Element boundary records
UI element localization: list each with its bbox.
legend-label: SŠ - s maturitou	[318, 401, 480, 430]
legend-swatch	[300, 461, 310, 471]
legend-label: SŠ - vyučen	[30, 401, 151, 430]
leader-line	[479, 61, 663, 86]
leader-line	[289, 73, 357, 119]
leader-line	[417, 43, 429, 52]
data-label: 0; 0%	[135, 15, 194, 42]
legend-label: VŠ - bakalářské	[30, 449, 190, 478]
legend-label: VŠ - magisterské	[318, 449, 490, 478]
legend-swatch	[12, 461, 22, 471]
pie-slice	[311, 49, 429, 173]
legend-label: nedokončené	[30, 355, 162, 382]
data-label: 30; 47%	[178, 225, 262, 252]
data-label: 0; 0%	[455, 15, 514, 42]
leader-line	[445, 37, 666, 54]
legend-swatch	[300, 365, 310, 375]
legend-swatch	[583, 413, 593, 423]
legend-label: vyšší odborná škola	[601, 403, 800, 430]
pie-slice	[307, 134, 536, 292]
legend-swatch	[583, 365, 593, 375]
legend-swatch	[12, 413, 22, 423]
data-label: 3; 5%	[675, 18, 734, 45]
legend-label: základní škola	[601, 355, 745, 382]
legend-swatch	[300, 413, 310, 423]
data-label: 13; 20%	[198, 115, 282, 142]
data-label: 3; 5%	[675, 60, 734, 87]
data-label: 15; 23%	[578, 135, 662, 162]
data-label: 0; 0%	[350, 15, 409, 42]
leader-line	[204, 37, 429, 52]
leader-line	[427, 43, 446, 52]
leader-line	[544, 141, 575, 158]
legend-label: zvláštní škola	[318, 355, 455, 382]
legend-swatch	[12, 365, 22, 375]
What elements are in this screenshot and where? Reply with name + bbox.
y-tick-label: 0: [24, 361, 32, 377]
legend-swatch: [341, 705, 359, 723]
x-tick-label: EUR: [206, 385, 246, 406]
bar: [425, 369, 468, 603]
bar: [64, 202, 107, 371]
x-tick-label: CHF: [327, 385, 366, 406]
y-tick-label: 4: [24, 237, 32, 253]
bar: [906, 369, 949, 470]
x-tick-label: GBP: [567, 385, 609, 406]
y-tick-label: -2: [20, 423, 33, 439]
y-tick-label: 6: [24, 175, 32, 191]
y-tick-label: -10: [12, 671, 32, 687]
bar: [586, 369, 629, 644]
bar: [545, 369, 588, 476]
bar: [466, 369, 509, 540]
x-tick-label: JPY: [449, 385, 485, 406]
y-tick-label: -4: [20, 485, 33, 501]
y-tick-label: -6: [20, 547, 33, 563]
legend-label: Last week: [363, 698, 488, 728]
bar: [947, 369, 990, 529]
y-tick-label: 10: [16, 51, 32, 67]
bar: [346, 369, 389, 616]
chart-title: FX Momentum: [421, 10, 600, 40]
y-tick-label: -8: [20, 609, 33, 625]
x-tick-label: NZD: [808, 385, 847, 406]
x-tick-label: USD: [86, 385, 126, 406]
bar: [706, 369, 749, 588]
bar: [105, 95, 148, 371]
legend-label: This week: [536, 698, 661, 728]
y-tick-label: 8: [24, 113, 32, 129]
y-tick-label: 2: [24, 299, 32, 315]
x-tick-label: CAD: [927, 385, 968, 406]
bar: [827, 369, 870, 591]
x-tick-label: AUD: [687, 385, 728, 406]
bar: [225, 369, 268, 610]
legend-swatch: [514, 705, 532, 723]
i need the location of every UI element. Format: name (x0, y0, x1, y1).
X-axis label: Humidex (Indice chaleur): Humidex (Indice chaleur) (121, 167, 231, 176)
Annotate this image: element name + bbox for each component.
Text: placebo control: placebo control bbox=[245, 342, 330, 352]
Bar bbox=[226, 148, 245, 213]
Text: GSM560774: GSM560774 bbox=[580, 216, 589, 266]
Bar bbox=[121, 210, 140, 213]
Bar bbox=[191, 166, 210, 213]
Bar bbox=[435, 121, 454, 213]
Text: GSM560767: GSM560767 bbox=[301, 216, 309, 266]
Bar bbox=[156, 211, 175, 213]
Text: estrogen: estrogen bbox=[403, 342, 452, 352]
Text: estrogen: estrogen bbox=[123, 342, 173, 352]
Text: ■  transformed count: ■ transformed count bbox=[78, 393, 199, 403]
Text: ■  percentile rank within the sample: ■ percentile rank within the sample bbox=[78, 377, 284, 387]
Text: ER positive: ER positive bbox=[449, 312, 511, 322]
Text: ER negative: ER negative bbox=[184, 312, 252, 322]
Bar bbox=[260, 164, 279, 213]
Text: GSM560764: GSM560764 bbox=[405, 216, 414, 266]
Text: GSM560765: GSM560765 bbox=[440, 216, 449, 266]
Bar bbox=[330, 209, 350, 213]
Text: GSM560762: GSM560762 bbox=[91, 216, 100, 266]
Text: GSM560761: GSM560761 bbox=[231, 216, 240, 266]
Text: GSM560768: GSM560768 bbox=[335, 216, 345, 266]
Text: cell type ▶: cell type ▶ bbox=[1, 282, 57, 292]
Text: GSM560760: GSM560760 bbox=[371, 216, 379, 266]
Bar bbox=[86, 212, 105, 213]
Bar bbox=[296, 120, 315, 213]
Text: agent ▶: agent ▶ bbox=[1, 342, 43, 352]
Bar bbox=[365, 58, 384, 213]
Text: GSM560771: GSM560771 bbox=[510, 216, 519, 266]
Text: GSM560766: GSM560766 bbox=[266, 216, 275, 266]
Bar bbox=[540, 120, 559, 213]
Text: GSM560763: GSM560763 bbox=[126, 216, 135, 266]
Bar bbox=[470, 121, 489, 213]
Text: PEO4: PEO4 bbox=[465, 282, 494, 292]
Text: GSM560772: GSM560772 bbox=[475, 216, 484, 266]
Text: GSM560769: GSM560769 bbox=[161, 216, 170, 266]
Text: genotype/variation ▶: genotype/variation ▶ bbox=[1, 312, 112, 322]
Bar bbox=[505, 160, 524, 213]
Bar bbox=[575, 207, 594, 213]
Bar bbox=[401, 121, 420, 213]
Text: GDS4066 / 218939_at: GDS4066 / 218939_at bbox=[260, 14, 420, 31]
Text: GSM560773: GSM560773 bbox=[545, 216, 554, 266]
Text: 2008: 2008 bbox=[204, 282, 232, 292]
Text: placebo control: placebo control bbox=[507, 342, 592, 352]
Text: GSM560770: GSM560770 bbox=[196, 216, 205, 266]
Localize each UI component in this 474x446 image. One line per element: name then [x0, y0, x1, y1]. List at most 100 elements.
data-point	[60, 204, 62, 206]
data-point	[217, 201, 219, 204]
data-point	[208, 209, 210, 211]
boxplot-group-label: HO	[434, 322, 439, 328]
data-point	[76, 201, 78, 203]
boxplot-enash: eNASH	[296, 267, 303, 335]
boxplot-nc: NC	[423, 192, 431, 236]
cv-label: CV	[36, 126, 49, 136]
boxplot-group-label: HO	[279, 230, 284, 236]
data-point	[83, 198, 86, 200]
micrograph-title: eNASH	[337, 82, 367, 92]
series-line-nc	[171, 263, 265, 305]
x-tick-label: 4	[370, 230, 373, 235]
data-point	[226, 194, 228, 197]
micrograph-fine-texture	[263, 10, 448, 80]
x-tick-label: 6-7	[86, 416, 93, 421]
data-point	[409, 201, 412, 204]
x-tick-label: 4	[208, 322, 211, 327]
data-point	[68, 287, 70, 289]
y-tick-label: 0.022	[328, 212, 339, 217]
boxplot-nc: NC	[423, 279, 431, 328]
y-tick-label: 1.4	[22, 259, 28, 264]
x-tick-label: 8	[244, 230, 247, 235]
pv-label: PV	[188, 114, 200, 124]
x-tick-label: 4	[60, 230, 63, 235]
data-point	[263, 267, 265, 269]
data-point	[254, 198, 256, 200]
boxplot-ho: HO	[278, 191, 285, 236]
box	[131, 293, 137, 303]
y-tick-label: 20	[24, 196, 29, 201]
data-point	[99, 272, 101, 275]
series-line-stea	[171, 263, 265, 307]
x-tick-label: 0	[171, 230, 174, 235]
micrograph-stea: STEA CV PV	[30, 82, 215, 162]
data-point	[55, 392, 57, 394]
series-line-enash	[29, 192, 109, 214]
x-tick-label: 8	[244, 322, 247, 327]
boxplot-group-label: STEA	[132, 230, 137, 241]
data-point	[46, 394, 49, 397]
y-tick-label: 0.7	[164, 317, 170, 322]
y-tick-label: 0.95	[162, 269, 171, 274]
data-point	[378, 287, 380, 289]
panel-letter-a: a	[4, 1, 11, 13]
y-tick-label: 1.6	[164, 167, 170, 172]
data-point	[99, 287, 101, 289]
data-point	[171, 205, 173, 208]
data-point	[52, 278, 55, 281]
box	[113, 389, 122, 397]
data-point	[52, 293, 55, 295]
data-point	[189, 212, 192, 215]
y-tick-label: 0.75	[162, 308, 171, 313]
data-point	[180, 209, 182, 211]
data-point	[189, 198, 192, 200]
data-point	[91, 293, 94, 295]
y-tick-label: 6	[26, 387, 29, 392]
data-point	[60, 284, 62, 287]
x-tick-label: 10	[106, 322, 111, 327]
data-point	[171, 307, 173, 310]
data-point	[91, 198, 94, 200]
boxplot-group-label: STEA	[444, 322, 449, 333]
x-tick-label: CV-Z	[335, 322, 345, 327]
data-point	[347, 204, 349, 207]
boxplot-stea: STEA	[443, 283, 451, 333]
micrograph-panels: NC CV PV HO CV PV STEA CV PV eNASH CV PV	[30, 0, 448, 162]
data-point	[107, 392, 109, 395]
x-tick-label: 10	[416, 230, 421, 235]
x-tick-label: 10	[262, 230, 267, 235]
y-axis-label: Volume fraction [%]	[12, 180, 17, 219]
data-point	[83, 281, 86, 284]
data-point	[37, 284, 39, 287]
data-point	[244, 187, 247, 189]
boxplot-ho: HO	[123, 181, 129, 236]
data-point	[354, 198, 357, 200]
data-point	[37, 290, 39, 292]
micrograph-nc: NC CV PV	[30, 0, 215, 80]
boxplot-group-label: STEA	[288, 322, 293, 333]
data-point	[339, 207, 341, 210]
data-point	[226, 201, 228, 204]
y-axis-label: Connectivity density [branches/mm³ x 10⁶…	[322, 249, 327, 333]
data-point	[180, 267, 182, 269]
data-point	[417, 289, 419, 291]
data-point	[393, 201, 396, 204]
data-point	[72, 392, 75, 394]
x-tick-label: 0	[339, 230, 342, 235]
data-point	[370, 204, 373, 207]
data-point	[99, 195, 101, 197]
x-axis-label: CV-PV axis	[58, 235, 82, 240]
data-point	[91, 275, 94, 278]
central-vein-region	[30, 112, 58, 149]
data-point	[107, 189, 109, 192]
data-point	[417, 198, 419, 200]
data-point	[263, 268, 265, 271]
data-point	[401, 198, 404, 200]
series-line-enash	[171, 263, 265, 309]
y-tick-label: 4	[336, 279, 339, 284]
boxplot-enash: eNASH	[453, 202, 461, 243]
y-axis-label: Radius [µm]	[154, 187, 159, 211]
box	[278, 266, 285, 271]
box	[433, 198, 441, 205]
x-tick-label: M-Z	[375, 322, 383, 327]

Task objective:
Copy the data verbatim from its first line through the line containing "legend-label: vyšší odborná", both ends included.

Written response:
UI element localization: list each with its bbox.
legend-label: SŠ - s maturitou	[318, 401, 480, 430]
legend-swatch	[300, 461, 310, 471]
legend-label: SŠ - vyučen	[30, 401, 151, 430]
leader-line	[479, 61, 663, 86]
leader-line	[289, 73, 357, 119]
leader-line	[417, 43, 429, 52]
data-label: 0; 0%	[135, 15, 194, 42]
legend-label: VŠ - bakalářské	[30, 449, 190, 478]
legend-label: VŠ - magisterské	[318, 449, 490, 478]
legend-swatch	[12, 461, 22, 471]
pie-slice	[311, 49, 429, 173]
legend-label: nedokončené	[30, 355, 162, 382]
data-label: 30; 47%	[178, 225, 262, 252]
data-label: 0; 0%	[455, 15, 514, 42]
leader-line	[445, 37, 666, 54]
legend-swatch	[300, 365, 310, 375]
legend-swatch	[583, 413, 593, 423]
legend-label: vyšší odborná škola	[601, 403, 800, 430]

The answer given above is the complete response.